▸ Brano estratto:
--
13. Roma – Conferenza Nazionale Volontariato Giustizia – “Conferenza stampa a Montecitorio sui problemi delle carceri”

 

 

[Sommario]

Ricordo del maestro Luigi Metterle

di Fulvianna Godino

 

Per oltre mezzo secolo ha irradiato entusiasmo e letizia francescana nell’Ordine Francescano Secolare polesano e veneto.

PREGHIERA ED AZIONE

E’ stato Luigi Mutterle a farmi conoscere il Centro Francescano di Ascolto; lo ha fatto col suo stile convincente, di poche parole: un sorriso accattivante che corrispondeva al “vieni e vedi” che Filippo rivolse a Natanaele (Gv. 1, 46).

Al martedì mattina, in Via Mure Soccorso 5, si riuniva un piccolo comitato di redazione per l’Angolo francescano Taunotizie del settimanale diocesano. Da anni vi collaborava Danira, venendo puntualmente da Adria, ed in tempo di vacanze, Francesca.

Si iniziava con la recita delle Lodi, che si concludevano con il Padre Nostro pregato per una intenzione particolare suggerita dall’attualità e tenendoci forte per mano.
--
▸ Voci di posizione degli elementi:
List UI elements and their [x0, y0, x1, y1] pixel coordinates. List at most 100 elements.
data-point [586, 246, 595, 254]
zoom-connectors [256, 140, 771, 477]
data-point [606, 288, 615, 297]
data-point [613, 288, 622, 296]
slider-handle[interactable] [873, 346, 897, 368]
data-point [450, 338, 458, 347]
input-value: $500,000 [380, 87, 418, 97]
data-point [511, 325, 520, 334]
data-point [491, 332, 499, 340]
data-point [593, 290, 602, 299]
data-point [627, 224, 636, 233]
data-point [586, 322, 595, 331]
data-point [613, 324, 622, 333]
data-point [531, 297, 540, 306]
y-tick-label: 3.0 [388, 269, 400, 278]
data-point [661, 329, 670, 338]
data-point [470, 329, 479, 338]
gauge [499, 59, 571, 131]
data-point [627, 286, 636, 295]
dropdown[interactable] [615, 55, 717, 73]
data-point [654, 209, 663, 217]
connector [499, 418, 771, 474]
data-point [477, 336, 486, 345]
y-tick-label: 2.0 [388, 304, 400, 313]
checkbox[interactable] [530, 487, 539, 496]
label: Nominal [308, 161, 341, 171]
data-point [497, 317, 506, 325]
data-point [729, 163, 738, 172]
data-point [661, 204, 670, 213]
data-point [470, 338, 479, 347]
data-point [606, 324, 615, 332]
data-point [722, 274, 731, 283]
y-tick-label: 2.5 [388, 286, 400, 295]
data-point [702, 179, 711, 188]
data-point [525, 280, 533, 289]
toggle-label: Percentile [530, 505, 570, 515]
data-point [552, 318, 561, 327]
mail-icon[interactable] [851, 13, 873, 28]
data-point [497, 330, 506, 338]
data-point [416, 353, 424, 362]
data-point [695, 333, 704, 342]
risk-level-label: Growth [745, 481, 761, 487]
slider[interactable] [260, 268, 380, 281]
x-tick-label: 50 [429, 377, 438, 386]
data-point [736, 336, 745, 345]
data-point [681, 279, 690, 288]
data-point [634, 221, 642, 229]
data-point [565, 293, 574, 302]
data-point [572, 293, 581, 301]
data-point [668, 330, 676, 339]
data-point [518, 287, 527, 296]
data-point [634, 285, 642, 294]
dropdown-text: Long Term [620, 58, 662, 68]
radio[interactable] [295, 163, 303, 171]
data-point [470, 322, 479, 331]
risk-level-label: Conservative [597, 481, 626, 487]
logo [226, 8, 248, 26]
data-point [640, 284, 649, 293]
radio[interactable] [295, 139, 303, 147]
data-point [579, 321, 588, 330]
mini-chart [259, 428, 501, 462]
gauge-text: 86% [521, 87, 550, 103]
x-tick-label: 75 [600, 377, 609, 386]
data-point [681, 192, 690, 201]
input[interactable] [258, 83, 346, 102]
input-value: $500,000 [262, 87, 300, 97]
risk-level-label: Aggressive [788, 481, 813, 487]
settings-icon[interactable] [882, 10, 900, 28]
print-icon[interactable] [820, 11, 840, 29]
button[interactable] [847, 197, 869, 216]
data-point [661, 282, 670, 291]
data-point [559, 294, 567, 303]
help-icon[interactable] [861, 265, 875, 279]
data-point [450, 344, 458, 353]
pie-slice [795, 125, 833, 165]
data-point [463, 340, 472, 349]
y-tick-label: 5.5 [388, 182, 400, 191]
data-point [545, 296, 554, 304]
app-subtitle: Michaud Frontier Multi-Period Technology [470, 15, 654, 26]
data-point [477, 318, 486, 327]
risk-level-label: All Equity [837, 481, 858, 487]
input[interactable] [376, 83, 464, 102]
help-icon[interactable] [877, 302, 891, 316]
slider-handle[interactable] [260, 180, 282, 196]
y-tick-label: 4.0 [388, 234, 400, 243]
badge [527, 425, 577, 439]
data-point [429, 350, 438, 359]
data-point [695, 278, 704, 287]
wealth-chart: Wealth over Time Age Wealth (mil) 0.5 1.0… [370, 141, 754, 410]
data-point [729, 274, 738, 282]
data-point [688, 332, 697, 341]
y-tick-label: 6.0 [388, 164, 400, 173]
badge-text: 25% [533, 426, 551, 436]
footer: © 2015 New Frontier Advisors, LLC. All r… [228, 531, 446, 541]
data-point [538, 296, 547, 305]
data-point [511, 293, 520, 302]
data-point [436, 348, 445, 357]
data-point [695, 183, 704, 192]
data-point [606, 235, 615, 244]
--
▸ Istruzione: Riporta dal brano commemorativo il testo che comincia con "Per oltre mezzo" e finisce con "di vacanze, Francesca.", senza alcuna modifica. L'elenco qui non ha alcun ruolo.

▸ Risposta completa:
Per oltre mezzo secolo ha irradiato entusiasmo e letizia francescana nell’Ordine Francescano Secolare polesano e veneto.

PREGHIERA ED AZIONE

E’ stato Luigi Mutterle a farmi conoscere il Centro Francescano di Ascolto; lo ha fatto col suo stile convincente, di poche parole: un sorriso accattivante che corrispondeva al “vieni e vedi” che Filippo rivolse a Natanaele (Gv. 1, 46).

Al martedì mattina, in Via Mure Soccorso 5, si riuniva un piccolo comitato di redazione per l’Angolo francescano Taunotizie del settimanale diocesano. Da anni vi collaborava Danira, venendo puntualmente da Adria, ed in tempo di vacanze, Francesca.